● Goal of the exercise:
Copy the entries below word for word, from the very first line through the line containing "12, 1122, 34]", with both of those lines included.

● Provided data:
• • • • • • •

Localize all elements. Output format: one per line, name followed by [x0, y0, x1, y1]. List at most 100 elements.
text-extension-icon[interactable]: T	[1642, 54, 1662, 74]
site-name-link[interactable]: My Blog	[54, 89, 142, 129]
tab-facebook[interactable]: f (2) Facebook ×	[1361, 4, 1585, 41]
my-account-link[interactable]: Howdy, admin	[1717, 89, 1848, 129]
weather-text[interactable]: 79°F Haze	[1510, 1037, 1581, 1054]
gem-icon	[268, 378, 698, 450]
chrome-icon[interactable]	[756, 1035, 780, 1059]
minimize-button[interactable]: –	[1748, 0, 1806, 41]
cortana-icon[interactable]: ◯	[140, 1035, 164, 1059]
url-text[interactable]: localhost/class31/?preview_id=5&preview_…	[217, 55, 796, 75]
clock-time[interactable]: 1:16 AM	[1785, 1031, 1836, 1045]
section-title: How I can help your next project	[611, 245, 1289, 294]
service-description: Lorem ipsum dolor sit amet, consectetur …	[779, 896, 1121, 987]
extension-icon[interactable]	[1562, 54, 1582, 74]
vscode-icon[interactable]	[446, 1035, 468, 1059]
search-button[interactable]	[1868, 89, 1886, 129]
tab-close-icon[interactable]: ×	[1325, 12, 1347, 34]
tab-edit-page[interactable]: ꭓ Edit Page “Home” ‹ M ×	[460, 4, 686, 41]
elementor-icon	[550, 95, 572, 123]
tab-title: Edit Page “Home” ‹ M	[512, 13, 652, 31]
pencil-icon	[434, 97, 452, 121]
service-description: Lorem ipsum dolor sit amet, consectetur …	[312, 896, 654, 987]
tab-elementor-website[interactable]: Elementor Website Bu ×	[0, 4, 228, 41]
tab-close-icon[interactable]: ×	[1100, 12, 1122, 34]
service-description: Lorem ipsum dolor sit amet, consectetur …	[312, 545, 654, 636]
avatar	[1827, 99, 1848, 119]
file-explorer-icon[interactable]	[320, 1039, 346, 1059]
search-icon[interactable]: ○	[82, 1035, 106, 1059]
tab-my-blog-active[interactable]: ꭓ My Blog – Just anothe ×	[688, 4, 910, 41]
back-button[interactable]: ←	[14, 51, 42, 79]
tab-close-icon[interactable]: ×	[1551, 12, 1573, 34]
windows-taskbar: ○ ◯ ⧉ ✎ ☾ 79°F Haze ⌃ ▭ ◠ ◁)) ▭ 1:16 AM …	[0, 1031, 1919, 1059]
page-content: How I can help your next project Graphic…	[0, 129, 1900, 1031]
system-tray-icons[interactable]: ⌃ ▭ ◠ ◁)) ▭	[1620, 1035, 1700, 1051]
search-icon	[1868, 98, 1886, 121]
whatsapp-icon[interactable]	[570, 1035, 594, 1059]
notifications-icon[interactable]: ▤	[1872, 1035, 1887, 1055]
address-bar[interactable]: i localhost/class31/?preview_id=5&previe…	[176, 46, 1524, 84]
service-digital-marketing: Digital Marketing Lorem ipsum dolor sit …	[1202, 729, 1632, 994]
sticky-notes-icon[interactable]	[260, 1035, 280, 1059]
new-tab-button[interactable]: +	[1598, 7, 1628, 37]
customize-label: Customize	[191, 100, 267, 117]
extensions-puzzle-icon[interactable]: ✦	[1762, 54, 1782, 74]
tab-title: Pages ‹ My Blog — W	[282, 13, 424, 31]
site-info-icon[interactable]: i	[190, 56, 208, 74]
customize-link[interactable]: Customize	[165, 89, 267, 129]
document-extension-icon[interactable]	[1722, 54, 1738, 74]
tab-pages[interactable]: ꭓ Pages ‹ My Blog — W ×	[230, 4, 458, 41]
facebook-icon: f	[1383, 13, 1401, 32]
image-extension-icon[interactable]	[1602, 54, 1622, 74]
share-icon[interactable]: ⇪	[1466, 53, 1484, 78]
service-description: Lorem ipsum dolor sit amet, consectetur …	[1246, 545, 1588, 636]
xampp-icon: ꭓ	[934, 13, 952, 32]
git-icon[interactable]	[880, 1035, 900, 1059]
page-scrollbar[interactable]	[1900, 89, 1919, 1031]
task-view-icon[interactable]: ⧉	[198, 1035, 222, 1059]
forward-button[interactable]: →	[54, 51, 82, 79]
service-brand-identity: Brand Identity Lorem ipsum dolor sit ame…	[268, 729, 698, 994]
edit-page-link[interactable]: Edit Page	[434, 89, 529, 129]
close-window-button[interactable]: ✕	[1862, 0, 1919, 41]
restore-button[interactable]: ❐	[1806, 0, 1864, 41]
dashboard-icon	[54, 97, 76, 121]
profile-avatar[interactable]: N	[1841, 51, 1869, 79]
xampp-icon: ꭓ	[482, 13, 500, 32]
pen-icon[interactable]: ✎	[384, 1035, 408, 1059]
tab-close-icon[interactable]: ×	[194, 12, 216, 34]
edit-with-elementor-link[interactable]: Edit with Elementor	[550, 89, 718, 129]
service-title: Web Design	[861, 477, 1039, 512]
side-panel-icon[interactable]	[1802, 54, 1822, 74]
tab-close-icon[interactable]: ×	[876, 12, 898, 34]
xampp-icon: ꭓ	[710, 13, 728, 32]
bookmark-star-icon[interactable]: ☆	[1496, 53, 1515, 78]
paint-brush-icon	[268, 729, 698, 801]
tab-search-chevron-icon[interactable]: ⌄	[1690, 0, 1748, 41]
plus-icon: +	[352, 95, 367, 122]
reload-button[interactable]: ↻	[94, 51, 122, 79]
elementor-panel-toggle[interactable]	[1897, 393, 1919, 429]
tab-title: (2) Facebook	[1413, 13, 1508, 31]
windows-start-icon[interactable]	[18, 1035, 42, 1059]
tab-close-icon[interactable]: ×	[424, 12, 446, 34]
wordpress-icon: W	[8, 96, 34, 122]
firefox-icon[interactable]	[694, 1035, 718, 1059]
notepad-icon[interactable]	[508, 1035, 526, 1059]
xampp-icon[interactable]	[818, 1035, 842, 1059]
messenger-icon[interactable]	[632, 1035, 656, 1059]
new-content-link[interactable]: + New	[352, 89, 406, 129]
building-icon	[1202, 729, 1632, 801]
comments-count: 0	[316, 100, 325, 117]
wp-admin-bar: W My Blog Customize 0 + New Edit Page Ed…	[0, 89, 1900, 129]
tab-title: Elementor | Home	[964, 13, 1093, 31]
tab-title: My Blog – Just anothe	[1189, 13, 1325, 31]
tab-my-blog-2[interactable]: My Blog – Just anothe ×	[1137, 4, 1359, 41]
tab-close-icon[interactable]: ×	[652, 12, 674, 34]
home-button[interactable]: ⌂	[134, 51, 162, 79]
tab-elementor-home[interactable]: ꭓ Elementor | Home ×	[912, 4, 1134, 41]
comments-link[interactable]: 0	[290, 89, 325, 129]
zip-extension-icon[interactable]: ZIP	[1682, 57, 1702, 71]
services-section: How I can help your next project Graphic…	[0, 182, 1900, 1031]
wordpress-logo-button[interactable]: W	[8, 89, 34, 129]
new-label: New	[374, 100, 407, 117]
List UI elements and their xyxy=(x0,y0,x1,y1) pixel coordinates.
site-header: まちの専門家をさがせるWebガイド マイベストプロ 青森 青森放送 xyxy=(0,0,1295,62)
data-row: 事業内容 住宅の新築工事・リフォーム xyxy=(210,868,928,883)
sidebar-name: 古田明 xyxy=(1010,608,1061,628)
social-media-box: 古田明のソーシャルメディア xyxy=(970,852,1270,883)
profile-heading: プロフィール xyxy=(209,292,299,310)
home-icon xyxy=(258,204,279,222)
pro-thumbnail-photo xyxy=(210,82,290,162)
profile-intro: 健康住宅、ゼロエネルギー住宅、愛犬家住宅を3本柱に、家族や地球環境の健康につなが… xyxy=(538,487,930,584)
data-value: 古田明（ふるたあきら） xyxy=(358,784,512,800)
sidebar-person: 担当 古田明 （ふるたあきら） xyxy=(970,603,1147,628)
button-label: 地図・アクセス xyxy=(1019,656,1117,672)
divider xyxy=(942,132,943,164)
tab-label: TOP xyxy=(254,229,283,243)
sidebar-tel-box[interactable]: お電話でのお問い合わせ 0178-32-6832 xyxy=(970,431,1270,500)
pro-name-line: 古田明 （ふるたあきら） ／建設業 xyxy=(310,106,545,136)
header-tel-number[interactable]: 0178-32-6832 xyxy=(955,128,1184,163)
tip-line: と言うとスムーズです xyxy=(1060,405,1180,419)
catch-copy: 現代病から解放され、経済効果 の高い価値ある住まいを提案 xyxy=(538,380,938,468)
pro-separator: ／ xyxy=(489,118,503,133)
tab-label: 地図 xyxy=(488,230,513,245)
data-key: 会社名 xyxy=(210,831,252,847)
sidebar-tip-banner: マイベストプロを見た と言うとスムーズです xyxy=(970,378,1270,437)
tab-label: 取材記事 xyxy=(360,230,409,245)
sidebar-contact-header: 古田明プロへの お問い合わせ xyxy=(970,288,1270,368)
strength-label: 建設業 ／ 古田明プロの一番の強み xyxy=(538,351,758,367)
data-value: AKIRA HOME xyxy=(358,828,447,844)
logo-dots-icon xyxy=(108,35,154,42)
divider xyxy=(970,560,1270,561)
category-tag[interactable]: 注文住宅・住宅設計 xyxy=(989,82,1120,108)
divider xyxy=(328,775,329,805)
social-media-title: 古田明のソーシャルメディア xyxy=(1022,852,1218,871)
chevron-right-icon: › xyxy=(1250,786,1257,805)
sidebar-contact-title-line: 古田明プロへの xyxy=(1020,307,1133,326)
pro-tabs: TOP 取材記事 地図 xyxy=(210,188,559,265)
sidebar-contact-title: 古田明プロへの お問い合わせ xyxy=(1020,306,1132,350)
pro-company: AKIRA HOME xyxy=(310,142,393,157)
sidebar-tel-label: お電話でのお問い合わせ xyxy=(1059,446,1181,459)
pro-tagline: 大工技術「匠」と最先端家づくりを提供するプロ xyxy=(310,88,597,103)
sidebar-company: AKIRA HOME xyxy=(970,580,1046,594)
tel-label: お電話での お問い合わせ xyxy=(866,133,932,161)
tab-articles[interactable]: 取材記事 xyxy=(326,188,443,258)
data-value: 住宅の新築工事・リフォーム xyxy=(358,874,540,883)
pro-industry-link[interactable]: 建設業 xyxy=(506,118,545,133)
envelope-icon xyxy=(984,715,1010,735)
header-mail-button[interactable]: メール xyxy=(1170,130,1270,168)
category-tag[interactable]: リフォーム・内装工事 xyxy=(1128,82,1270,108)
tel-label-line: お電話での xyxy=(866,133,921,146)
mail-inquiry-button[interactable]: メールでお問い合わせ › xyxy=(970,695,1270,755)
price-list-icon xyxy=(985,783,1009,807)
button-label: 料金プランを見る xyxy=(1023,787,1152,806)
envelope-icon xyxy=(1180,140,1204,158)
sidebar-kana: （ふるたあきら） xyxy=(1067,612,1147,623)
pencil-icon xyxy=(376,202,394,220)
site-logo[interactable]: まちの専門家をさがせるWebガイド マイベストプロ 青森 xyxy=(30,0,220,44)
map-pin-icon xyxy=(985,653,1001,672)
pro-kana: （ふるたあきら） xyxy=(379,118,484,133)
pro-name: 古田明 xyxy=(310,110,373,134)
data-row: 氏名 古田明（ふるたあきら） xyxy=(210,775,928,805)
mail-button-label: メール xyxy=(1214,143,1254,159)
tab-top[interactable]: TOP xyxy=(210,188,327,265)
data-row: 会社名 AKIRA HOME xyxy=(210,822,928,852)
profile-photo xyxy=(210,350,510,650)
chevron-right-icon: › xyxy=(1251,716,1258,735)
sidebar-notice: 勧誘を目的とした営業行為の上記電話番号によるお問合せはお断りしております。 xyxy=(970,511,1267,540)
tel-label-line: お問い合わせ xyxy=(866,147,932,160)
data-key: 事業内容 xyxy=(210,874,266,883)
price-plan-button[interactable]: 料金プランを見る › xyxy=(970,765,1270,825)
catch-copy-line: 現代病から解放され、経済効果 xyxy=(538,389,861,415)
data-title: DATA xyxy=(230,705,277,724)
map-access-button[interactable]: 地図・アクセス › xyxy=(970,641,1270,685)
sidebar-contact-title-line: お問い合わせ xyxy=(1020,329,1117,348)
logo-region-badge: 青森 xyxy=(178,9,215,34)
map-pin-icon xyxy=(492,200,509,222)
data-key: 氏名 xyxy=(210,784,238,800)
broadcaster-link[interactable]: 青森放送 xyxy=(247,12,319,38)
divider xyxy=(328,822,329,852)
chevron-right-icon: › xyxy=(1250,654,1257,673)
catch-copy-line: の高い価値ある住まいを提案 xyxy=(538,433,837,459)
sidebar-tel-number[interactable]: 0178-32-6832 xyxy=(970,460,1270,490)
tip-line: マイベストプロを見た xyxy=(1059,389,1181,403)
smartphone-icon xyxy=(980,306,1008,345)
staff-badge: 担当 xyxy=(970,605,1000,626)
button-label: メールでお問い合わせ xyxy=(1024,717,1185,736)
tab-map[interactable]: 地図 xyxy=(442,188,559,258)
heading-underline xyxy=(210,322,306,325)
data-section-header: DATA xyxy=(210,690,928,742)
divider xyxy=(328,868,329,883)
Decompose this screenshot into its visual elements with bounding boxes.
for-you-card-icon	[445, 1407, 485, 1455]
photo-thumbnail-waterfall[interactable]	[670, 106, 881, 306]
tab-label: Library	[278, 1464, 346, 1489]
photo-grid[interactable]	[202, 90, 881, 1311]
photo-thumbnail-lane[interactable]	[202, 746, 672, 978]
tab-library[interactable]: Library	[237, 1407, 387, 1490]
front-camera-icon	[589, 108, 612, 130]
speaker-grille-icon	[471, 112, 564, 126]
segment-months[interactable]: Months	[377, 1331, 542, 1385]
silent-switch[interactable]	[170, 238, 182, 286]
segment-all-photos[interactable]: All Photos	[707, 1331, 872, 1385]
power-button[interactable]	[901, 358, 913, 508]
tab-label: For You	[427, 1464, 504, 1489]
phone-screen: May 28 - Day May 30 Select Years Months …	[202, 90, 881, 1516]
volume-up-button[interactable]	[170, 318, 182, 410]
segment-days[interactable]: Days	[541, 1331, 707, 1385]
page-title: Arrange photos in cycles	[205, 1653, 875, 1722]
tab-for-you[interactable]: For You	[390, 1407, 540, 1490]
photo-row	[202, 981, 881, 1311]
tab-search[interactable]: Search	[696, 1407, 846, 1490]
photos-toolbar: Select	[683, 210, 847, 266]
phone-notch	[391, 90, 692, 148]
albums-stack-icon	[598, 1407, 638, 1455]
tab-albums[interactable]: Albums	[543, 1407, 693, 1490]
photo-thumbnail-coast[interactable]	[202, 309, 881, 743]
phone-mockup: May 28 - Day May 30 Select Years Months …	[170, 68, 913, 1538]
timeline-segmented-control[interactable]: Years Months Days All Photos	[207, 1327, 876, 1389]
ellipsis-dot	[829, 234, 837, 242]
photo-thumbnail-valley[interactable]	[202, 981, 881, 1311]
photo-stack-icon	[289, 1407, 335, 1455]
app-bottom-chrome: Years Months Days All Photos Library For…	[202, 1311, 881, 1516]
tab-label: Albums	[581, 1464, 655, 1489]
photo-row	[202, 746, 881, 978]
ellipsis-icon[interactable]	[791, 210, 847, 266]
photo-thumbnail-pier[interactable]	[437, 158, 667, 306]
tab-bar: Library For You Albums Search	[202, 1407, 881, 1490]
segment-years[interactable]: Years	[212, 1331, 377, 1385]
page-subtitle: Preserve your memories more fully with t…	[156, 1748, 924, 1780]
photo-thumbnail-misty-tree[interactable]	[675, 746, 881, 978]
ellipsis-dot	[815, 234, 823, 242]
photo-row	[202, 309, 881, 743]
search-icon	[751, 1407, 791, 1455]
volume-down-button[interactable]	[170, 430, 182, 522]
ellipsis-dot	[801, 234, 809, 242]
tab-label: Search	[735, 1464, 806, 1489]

• • • • • • •

● Finished answer:
Localize all elements. Output format: one per line, name followed by [x0, y0, x1, y1]. List at most 100 elements.
text-extension-icon[interactable]: T	[1642, 54, 1662, 74]
site-name-link[interactable]: My Blog	[54, 89, 142, 129]
tab-facebook[interactable]: f (2) Facebook ×	[1361, 4, 1585, 41]
my-account-link[interactable]: Howdy, admin	[1717, 89, 1848, 129]
weather-text[interactable]: 79°F Haze	[1510, 1037, 1581, 1054]
gem-icon	[268, 378, 698, 450]
chrome-icon[interactable]	[756, 1035, 780, 1059]
minimize-button[interactable]: –	[1748, 0, 1806, 41]
cortana-icon[interactable]: ◯	[140, 1035, 164, 1059]
url-text[interactable]: localhost/class31/?preview_id=5&preview_…	[217, 55, 796, 75]
clock-time[interactable]: 1:16 AM	[1785, 1031, 1836, 1045]
section-title: How I can help your next project	[611, 245, 1289, 294]
service-description: Lorem ipsum dolor sit amet, consectetur …	[779, 896, 1121, 987]
extension-icon[interactable]	[1562, 54, 1582, 74]
vscode-icon[interactable]	[446, 1035, 468, 1059]
search-button[interactable]	[1868, 89, 1886, 129]
tab-close-icon[interactable]: ×	[1325, 12, 1347, 34]
tab-edit-page[interactable]: ꭓ Edit Page “Home” ‹ M ×	[460, 4, 686, 41]
elementor-icon	[550, 95, 572, 123]
tab-title: Edit Page “Home” ‹ M	[512, 13, 652, 31]
pencil-icon	[434, 97, 452, 121]
service-description: Lorem ipsum dolor sit amet, consectetur …	[312, 896, 654, 987]
tab-elementor-website[interactable]: Elementor Website Bu ×	[0, 4, 228, 41]
tab-close-icon[interactable]: ×	[1100, 12, 1122, 34]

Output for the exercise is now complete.